### Assigned task 1
Answer these from the passage on DMMP and Mo(110):
(a) What kind of evaluation showed an oxide overlayer on the Mo(110) surface?
(b) In tests run without oxygen, above about what temperature does DMMP decompose on Mo(110)?
(c) What does the overlayer left by those oxygen-free tests consist mostly of?
### Assigned task 2
Transcribe everything in the passage on DMMP and Mo(110) from "Tests conducted in" down to "of molybdenum phosphide.".

### Document segment
The Auger spectroscopy evaluation has indicated that an oxide overlayer exists on the Mo(110) surface under steady state conditions following exposure to a DMMP/oxygen gas mixture. The maximum catalytic activity is achieved when an oxide overlayer, which contains little surface phosphorous and may have exposed Mo sites, is employed.
Tests conducted in the absence of oxygen show that DMMP decomposes on Mo(110) above approximately 700° K. leaving an overlayer consisting mostly of phosphorus which may be present in the form of molybdenum phosphide.

### Dataset entries

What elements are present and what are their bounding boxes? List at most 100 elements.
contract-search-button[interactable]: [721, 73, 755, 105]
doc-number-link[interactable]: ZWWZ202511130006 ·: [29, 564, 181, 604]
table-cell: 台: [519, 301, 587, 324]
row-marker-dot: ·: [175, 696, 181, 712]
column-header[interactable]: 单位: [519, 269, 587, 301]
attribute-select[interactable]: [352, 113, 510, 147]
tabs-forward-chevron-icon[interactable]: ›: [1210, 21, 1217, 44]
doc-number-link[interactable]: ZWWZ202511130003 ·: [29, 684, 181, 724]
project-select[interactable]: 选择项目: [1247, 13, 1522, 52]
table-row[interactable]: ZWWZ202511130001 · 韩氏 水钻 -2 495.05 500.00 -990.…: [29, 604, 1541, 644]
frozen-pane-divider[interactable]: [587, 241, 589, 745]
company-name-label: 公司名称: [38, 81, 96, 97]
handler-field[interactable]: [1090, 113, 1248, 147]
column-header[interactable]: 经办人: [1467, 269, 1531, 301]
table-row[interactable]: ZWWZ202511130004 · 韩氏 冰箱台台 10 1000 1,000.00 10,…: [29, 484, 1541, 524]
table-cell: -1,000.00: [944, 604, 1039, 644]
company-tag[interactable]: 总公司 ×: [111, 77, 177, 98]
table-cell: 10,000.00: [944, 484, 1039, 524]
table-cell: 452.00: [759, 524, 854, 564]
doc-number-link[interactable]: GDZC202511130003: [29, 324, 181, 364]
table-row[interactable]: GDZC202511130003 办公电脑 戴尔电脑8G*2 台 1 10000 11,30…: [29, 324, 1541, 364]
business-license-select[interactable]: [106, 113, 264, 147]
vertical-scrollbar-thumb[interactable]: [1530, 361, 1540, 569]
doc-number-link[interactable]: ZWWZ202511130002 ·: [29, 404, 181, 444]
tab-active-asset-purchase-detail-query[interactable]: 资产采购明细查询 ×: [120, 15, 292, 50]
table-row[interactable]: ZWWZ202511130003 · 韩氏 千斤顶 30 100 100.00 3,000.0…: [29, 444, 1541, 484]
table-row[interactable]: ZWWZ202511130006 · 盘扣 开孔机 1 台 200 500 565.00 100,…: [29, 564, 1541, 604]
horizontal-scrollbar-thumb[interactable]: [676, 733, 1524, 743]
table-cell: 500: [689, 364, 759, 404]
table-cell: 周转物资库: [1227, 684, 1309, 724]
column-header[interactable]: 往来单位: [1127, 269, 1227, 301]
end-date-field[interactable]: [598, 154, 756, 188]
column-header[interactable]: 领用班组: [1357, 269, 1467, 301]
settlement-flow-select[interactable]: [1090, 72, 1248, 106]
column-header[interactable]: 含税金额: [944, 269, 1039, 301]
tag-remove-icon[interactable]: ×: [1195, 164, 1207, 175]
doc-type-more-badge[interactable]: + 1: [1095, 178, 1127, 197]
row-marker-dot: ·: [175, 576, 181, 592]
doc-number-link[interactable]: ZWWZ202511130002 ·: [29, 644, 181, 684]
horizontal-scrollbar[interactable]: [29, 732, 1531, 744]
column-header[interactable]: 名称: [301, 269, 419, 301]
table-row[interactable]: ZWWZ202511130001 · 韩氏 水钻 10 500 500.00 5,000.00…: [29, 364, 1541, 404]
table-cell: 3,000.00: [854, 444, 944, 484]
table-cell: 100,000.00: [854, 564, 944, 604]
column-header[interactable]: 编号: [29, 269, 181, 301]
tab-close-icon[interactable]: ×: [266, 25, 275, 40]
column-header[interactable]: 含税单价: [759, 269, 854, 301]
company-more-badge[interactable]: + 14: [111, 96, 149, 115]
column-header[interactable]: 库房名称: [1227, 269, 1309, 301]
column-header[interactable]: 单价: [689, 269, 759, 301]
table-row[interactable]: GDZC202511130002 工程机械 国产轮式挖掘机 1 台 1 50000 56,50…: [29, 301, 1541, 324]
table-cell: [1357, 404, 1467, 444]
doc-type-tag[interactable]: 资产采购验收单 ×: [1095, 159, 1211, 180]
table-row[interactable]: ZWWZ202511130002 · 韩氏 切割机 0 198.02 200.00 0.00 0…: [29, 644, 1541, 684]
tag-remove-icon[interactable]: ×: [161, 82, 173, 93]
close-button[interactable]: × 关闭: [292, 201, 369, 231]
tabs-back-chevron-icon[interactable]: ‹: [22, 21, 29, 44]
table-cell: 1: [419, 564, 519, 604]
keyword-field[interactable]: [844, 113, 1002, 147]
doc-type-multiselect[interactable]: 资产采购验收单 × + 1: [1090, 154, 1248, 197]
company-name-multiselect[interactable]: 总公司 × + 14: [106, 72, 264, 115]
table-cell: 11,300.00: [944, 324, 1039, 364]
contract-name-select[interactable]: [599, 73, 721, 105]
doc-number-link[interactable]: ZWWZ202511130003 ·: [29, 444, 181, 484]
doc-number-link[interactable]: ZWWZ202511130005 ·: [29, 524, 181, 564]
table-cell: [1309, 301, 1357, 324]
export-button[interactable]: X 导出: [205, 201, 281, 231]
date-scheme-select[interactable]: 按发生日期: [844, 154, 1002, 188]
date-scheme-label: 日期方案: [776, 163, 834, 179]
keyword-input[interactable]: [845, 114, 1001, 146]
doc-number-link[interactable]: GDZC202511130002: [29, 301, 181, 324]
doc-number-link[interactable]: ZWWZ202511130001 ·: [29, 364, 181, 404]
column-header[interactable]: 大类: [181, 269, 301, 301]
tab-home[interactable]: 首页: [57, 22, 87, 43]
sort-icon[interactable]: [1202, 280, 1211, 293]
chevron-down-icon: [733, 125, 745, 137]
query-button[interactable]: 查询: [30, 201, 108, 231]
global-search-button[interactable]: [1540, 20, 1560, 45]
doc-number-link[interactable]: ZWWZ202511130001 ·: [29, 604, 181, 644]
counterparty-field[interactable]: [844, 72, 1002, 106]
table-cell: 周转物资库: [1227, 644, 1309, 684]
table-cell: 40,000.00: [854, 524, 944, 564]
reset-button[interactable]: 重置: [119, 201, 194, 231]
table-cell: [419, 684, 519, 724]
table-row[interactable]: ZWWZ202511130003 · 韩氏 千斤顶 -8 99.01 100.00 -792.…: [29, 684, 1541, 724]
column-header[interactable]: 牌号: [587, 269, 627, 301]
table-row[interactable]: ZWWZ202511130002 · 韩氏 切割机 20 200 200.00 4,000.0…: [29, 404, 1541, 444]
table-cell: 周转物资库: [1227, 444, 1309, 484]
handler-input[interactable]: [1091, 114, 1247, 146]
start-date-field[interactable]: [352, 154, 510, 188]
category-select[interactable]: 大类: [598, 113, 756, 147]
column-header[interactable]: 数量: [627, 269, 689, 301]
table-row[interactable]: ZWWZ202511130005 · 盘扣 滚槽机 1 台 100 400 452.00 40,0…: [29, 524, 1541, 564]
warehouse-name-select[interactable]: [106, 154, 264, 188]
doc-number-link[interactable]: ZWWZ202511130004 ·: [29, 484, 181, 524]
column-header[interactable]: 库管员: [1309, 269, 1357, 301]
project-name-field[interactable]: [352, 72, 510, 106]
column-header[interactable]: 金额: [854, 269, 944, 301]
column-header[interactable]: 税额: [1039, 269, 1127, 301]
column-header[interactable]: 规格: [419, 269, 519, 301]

### Response box 1
(a) An Auger spectroscopy evaluation.
(b) Approximately 700° K.
(c) Phosphorus, which may be present as molybdenum phosphide.

### Response box 2
Tests conducted in the absence of oxygen show that DMMP decomposes on Mo(110) above approximately 700° K. leaving an overlayer consisting mostly of phosphorus which may be present in the form of molybdenum phosphide.